** Start of Listing **
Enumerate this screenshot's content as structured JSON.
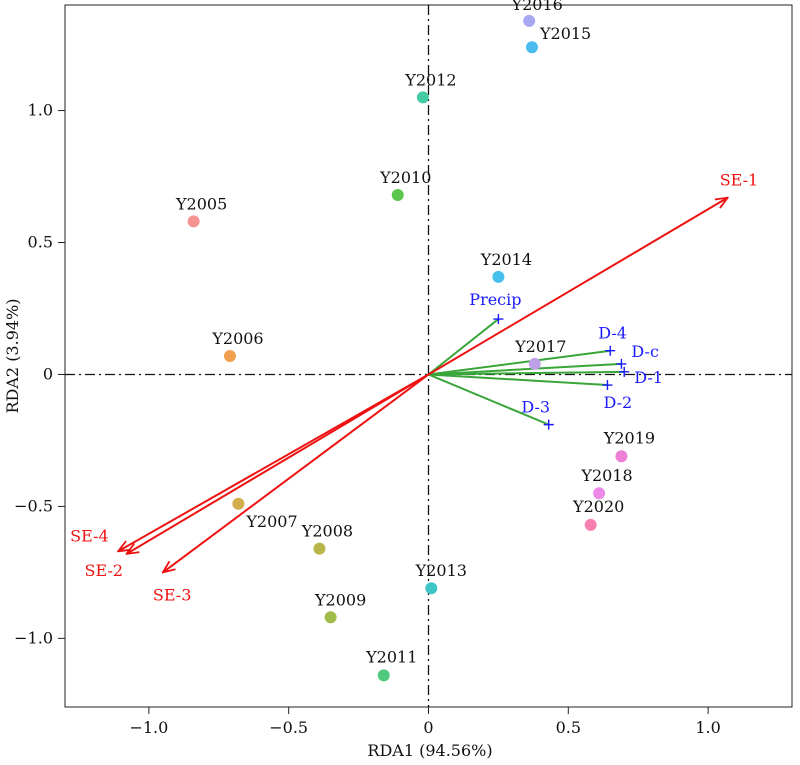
{
  "chart_data": {
    "type": "scatter",
    "xlabel": "RDA1 (94.56%)",
    "ylabel": "RDA2 (3.94%)",
    "xlim": [
      -1.3,
      1.3
    ],
    "ylim": [
      -1.26,
      1.4
    ],
    "x_ticks": [
      -1.0,
      -0.5,
      0,
      0.5,
      1.0
    ],
    "x_tick_labels": [
      "−1.0",
      "−0.5",
      "0",
      "0.5",
      "1.0"
    ],
    "y_ticks": [
      -1.0,
      -0.5,
      0,
      0.5,
      1.0
    ],
    "y_tick_labels": [
      "−1.0",
      "−0.5",
      "0",
      "0.5",
      "1.0"
    ],
    "grid": false,
    "reference_lines": {
      "x": 0,
      "y": 0,
      "style": "dash-dot"
    },
    "sites": [
      {
        "label": "Y2005",
        "x": -0.84,
        "y": 0.58,
        "color": "#f4938f"
      },
      {
        "label": "Y2006",
        "x": -0.71,
        "y": 0.07,
        "color": "#f0a04e"
      },
      {
        "label": "Y2007",
        "x": -0.68,
        "y": -0.49,
        "color": "#d3ad4c"
      },
      {
        "label": "Y2008",
        "x": -0.39,
        "y": -0.66,
        "color": "#b8b649"
      },
      {
        "label": "Y2009",
        "x": -0.35,
        "y": -0.92,
        "color": "#9fbd48"
      },
      {
        "label": "Y2010",
        "x": -0.11,
        "y": 0.68,
        "color": "#5cc54d"
      },
      {
        "label": "Y2011",
        "x": -0.16,
        "y": -1.14,
        "color": "#4fc97c"
      },
      {
        "label": "Y2012",
        "x": -0.02,
        "y": 1.05,
        "color": "#45cba4"
      },
      {
        "label": "Y2013",
        "x": 0.01,
        "y": -0.81,
        "color": "#3ec5c7"
      },
      {
        "label": "Y2014",
        "x": 0.25,
        "y": 0.37,
        "color": "#48c0ec"
      },
      {
        "label": "Y2015",
        "x": 0.37,
        "y": 1.24,
        "color": "#4cbcf0"
      },
      {
        "label": "Y2016",
        "x": 0.36,
        "y": 1.34,
        "color": "#a7a7f2"
      },
      {
        "label": "Y2017",
        "x": 0.38,
        "y": 0.04,
        "color": "#c09fe9"
      },
      {
        "label": "Y2018",
        "x": 0.61,
        "y": -0.45,
        "color": "#ec88e8"
      },
      {
        "label": "Y2019",
        "x": 0.69,
        "y": -0.31,
        "color": "#ee7fd7"
      },
      {
        "label": "Y2020",
        "x": 0.58,
        "y": -0.57,
        "color": "#f67fb0"
      }
    ],
    "environment_vectors": [
      {
        "label": "Precip",
        "x": 0.25,
        "y": 0.21
      },
      {
        "label": "D-4",
        "x": 0.65,
        "y": 0.09
      },
      {
        "label": "D-c",
        "x": 0.69,
        "y": 0.04
      },
      {
        "label": "D-1",
        "x": 0.7,
        "y": 0.01
      },
      {
        "label": "D-2",
        "x": 0.64,
        "y": -0.04
      },
      {
        "label": "D-3",
        "x": 0.43,
        "y": -0.19
      }
    ],
    "environment_color": "#3aa63a",
    "environment_label_color": "#1a1aff",
    "response_vectors": [
      {
        "label": "SE-1",
        "x": 1.07,
        "y": 0.67
      },
      {
        "label": "SE-4",
        "x": -1.11,
        "y": -0.67
      },
      {
        "label": "SE-2",
        "x": -1.08,
        "y": -0.68
      },
      {
        "label": "SE-3",
        "x": -0.95,
        "y": -0.75
      }
    ],
    "response_color": "#ee1111"
  }
}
** End of Listing **
▶ **Exercise task**
Quote in full the listing given above; the images are to be left out.

▶ **Exercise answer**
Enumerate this screenshot's content as structured JSON.
{
  "chart_data": {
    "type": "scatter",
    "xlabel": "RDA1 (94.56%)",
    "ylabel": "RDA2 (3.94%)",
    "xlim": [
      -1.3,
      1.3
    ],
    "ylim": [
      -1.26,
      1.4
    ],
    "x_ticks": [
      -1.0,
      -0.5,
      0,
      0.5,
      1.0
    ],
    "x_tick_labels": [
      "−1.0",
      "−0.5",
      "0",
      "0.5",
      "1.0"
    ],
    "y_ticks": [
      -1.0,
      -0.5,
      0,
      0.5,
      1.0
    ],
    "y_tick_labels": [
      "−1.0",
      "−0.5",
      "0",
      "0.5",
      "1.0"
    ],
    "grid": false,
    "reference_lines": {
      "x": 0,
      "y": 0,
      "style": "dash-dot"
    },
    "sites": [
      {
        "label": "Y2005",
        "x": -0.84,
        "y": 0.58,
        "color": "#f4938f"
      },
      {
        "label": "Y2006",
        "x": -0.71,
        "y": 0.07,
        "color": "#f0a04e"
      },
      {
        "label": "Y2007",
        "x": -0.68,
        "y": -0.49,
        "color": "#d3ad4c"
      },
      {
        "label": "Y2008",
        "x": -0.39,
        "y": -0.66,
        "color": "#b8b649"
      },
      {
        "label": "Y2009",
        "x": -0.35,
        "y": -0.92,
        "color": "#9fbd48"
      },
      {
        "label": "Y2010",
        "x": -0.11,
        "y": 0.68,
        "color": "#5cc54d"
      },
      {
        "label": "Y2011",
        "x": -0.16,
        "y": -1.14,
        "color": "#4fc97c"
      },
      {
        "label": "Y2012",
        "x": -0.02,
        "y": 1.05,
        "color": "#45cba4"
      },
      {
        "label": "Y2013",
        "x": 0.01,
        "y": -0.81,
        "color": "#3ec5c7"
      },
      {
        "label": "Y2014",
        "x": 0.25,
        "y": 0.37,
        "color": "#48c0ec"
      },
      {
        "label": "Y2015",
        "x": 0.37,
        "y": 1.24,
        "color": "#4cbcf0"
      },
      {
        "label": "Y2016",
        "x": 0.36,
        "y": 1.34,
        "color": "#a7a7f2"
      },
      {
        "label": "Y2017",
        "x": 0.38,
        "y": 0.04,
        "color": "#c09fe9"
      },
      {
        "label": "Y2018",
        "x": 0.61,
        "y": -0.45,
        "color": "#ec88e8"
      },
      {
        "label": "Y2019",
        "x": 0.69,
        "y": -0.31,
        "color": "#ee7fd7"
      },
      {
        "label": "Y2020",
        "x": 0.58,
        "y": -0.57,
        "color": "#f67fb0"
      }
    ],
    "environment_vectors": [
      {
        "label": "Precip",
        "x": 0.25,
        "y": 0.21
      },
      {
        "label": "D-4",
        "x": 0.65,
        "y": 0.09
      },
      {
        "label": "D-c",
        "x": 0.69,
        "y": 0.04
      },
      {
        "label": "D-1",
        "x": 0.7,
        "y": 0.01
      },
      {
        "label": "D-2",
        "x": 0.64,
        "y": -0.04
      },
      {
        "label": "D-3",
        "x": 0.43,
        "y": -0.19
      }
    ],
    "environment_color": "#3aa63a",
    "environment_label_color": "#1a1aff",
    "response_vectors": [
      {
        "label": "SE-1",
        "x": 1.07,
        "y": 0.67
      },
      {
        "label": "SE-4",
        "x": -1.11,
        "y": -0.67
      },
      {
        "label": "SE-2",
        "x": -1.08,
        "y": -0.68
      },
      {
        "label": "SE-3",
        "x": -0.95,
        "y": -0.75
      }
    ],
    "response_color": "#ee1111"
  }
}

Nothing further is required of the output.